Written problem – Transcribe every line, keeping it exact.

Material for this task –
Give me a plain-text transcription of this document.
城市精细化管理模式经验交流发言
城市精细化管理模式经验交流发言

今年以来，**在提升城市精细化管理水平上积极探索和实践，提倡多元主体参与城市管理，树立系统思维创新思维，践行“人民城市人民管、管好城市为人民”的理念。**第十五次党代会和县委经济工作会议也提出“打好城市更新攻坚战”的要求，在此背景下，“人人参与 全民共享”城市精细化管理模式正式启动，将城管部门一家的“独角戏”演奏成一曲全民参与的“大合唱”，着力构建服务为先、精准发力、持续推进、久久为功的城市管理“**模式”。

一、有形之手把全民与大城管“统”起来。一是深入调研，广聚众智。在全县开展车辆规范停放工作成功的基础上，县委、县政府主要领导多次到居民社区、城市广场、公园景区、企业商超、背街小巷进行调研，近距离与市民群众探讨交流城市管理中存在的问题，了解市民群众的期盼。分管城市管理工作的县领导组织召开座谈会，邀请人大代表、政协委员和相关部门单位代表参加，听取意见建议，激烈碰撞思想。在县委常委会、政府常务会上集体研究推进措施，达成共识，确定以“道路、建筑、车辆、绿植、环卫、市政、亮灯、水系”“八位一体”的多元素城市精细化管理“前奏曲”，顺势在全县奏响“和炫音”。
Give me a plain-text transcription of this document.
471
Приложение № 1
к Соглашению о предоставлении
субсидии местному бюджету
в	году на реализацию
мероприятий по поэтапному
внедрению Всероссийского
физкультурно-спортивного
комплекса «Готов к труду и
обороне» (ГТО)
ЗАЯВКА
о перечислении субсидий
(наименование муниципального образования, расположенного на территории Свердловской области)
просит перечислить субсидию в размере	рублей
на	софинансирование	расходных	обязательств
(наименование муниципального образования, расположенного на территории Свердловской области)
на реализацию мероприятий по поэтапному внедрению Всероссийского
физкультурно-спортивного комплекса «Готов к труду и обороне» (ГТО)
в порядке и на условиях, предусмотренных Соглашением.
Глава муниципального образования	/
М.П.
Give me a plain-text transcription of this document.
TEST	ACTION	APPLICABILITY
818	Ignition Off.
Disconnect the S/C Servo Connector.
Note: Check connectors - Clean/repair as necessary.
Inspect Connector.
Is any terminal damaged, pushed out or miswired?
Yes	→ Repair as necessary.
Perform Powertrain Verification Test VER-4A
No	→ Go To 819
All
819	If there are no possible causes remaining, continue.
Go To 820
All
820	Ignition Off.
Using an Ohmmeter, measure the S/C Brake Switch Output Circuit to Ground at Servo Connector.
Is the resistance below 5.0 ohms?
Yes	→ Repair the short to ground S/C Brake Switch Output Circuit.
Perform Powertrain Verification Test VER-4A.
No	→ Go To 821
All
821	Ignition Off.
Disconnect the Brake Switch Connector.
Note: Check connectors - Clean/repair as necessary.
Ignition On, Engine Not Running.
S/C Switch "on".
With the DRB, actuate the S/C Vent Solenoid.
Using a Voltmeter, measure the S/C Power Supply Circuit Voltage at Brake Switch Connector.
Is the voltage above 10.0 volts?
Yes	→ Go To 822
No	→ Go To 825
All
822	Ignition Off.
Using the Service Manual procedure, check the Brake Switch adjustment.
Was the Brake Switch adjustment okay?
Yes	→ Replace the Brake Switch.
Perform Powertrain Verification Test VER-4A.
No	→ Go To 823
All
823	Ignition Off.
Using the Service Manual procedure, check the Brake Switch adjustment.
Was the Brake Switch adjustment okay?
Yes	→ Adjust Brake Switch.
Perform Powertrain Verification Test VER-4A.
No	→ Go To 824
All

Result below –
Give me a plain-text transcription of this document.
城市精细化管理模式经验交流发言
城市精细化管理模式经验交流发言

今年以来，**在提升城市精细化管理水平上积极探索和实践，提倡多元主体参与城市管理，树立系统思维创新思维，践行“人民城市人民管、管好城市为人民”的理念。**第十五次党代会和县委经济工作会议也提出“打好城市更新攻坚战”的要求，在此背景下，“人人参与 全民共享”城市精细化管理模式正式启动，将城管部门一家的“独角戏”演奏成一曲全民参与的“大合唱”，着力构建服务为先、精准发力、持续推进、久久为功的城市管理“**模式”。

一、有形之手把全民与大城管“统”起来。一是深入调研，广聚众智。在全县开展车辆规范停放工作成功的基础上，县委、县政府主要领导多次到居民社区、城市广场、公园景区、企业商超、背街小巷进行调研，近距离与市民群众探讨交流城市管理中存在的问题，了解市民群众的期盼。分管城市管理工作的县领导组织召开座谈会，邀请人大代表、政协委员和相关部门单位代表参加，听取意见建议，激烈碰撞思想。在县委常委会、政府常务会上集体研究推进措施，达成共识，确定以“道路、建筑、车辆、绿植、环卫、市政、亮灯、水系”“八位一体”的多元素城市精细化管理“前奏曲”，顺势在全县奏响“和炫音”。
Give me a plain-text transcription of this document.
471
Приложение № 1
к Соглашению о предоставлении
субсидии местному бюджету
в	году на реализацию
мероприятий по поэтапному
внедрению Всероссийского
физкультурно-спортивного
комплекса «Готов к труду и
обороне» (ГТО)
ЗАЯВКА
о перечислении субсидий
(наименование муниципального образования, расположенного на территории Свердловской области)
просит перечислить субсидию в размере	рублей
на	софинансирование	расходных	обязательств
(наименование муниципального образования, расположенного на территории Свердловской области)
на реализацию мероприятий по поэтапному внедрению Всероссийского
физкультурно-спортивного комплекса «Готов к труду и обороне» (ГТО)
в порядке и на условиях, предусмотренных Соглашением.
Глава муниципального образования	/
М.П.
Give me a plain-text transcription of this document.
TEST	ACTION	APPLICABILITY
818	Ignition Off.
Disconnect the S/C Servo Connector.
Note: Check connectors - Clean/repair as necessary.
Inspect Connector.
Is any terminal damaged, pushed out or miswired?
Yes	→ Repair as necessary.
Perform Powertrain Verification Test VER-4A
No	→ Go To 819
All
819	If there are no possible causes remaining, continue.
Go To 820
All
820	Ignition Off.
Using an Ohmmeter, measure the S/C Brake Switch Output Circuit to Ground at Servo Connector.
Is the resistance below 5.0 ohms?
Yes	→ Repair the short to ground S/C Brake Switch Output Circuit.
Perform Powertrain Verification Test VER-4A.
No	→ Go To 821
All
821	Ignition Off.
Disconnect the Brake Switch Connector.
Note: Check connectors - Clean/repair as necessary.
Ignition On, Engine Not Running.
S/C Switch "on".
With the DRB, actuate the S/C Vent Solenoid.
Using a Voltmeter, measure the S/C Power Supply Circuit Voltage at Brake Switch Connector.
Is the voltage above 10.0 volts?
Yes	→ Go To 822
No	→ Go To 825
All
822	Ignition Off.
Using the Service Manual procedure, check the Brake Switch adjustment.
Was the Brake Switch adjustment okay?
Yes	→ Replace the Brake Switch.
Perform Powertrain Verification Test VER-4A.
No	→ Go To 823
All
823	Ignition Off.
Using the Service Manual procedure, check the Brake Switch adjustment.
Was the Brake Switch adjustment okay?
Yes	→ Adjust Brake Switch.
Perform Powertrain Verification Test VER-4A.
No	→ Go To 824
All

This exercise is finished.